◆ Objective ◆
Where the string "this" occurs in the material below, report the whole line.

◆ Data for the task ◆
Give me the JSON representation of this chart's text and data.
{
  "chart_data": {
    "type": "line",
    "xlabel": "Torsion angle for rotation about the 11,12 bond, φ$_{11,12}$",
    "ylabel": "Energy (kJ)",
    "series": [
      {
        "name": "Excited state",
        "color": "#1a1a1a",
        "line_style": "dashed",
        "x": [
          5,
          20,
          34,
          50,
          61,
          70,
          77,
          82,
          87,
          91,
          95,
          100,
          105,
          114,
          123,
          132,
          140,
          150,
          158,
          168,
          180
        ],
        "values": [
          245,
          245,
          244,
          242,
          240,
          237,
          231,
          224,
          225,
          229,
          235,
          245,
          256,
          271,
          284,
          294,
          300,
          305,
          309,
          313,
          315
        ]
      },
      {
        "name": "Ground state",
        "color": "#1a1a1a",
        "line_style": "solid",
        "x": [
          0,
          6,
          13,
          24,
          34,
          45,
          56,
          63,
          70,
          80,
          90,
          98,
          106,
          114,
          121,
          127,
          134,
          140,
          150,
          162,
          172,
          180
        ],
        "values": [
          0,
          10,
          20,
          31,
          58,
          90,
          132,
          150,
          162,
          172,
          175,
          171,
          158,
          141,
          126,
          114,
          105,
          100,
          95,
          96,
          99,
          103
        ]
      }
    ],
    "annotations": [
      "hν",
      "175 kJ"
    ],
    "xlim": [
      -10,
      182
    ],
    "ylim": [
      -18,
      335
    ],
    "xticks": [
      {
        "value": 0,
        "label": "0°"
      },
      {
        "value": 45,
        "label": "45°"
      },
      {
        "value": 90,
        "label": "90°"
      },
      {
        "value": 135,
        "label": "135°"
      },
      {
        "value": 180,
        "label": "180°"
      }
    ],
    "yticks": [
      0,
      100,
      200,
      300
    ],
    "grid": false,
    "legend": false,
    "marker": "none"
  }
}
---
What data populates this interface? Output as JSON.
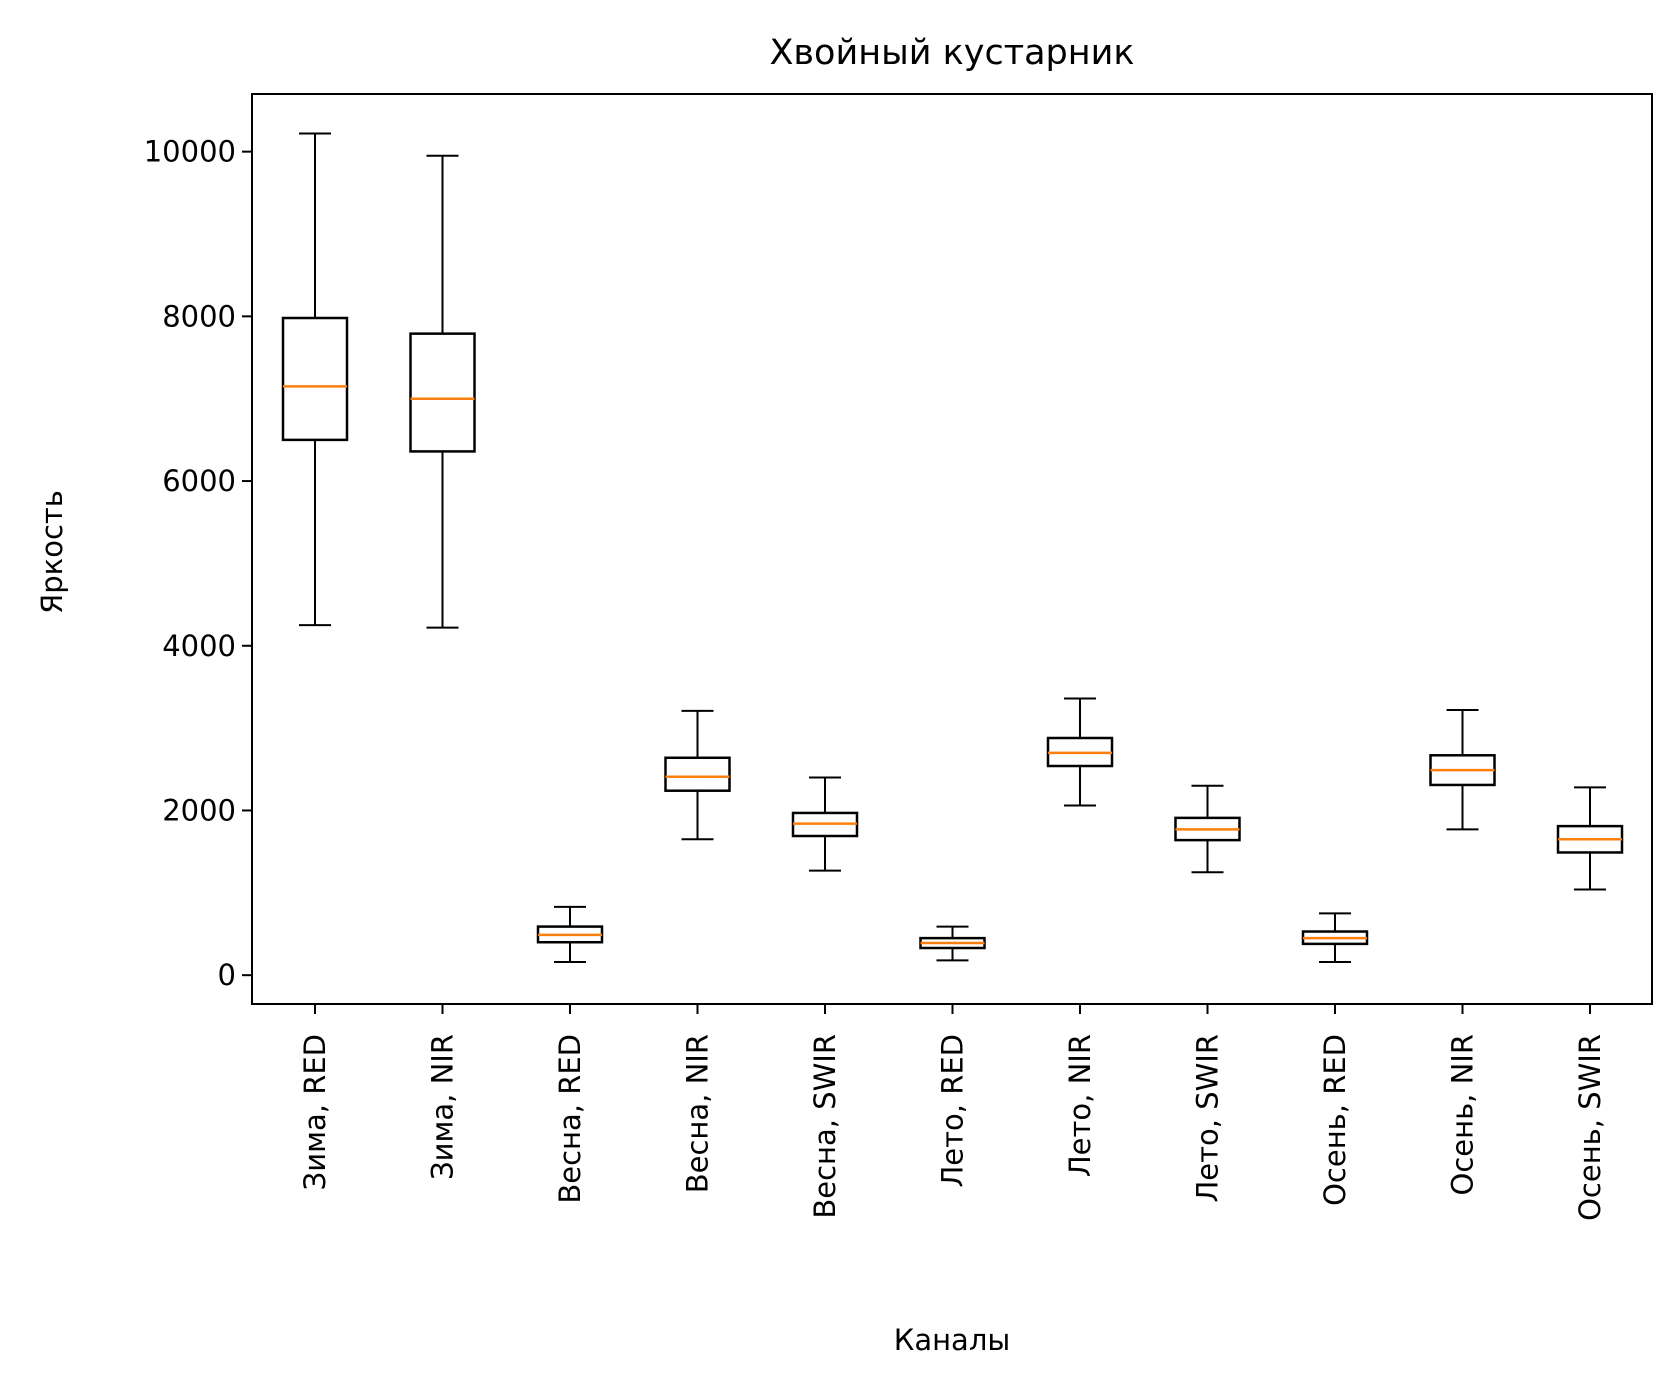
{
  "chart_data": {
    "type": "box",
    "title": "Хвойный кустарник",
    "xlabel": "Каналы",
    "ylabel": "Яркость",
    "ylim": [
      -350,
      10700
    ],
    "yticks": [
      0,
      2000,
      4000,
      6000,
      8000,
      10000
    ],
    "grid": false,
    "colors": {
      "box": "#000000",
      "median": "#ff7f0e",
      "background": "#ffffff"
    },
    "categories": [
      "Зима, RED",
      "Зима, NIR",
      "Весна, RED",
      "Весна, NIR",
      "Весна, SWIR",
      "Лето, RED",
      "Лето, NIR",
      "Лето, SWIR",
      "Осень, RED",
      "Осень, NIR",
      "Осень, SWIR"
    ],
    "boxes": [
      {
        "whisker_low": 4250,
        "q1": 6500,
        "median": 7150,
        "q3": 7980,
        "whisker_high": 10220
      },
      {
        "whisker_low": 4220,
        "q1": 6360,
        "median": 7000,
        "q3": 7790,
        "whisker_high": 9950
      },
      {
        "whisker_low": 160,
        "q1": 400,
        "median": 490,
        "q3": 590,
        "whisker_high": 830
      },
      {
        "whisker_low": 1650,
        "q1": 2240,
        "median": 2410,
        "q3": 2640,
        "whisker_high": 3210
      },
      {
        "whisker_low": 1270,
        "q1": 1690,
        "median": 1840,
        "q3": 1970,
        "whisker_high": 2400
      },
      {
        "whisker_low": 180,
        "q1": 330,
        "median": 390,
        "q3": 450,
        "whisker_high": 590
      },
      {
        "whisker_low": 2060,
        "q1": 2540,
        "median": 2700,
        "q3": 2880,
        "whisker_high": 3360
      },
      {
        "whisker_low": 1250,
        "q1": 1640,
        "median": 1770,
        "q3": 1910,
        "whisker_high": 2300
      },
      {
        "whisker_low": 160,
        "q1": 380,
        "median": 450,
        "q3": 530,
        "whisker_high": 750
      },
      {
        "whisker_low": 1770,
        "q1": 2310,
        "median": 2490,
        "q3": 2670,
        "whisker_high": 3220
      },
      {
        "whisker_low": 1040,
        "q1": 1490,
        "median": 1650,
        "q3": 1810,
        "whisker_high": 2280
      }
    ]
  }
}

◆ Exercise result ◆
Give me the JSON representation of this chart's text and data.
What data populates this interface? Output as JSON.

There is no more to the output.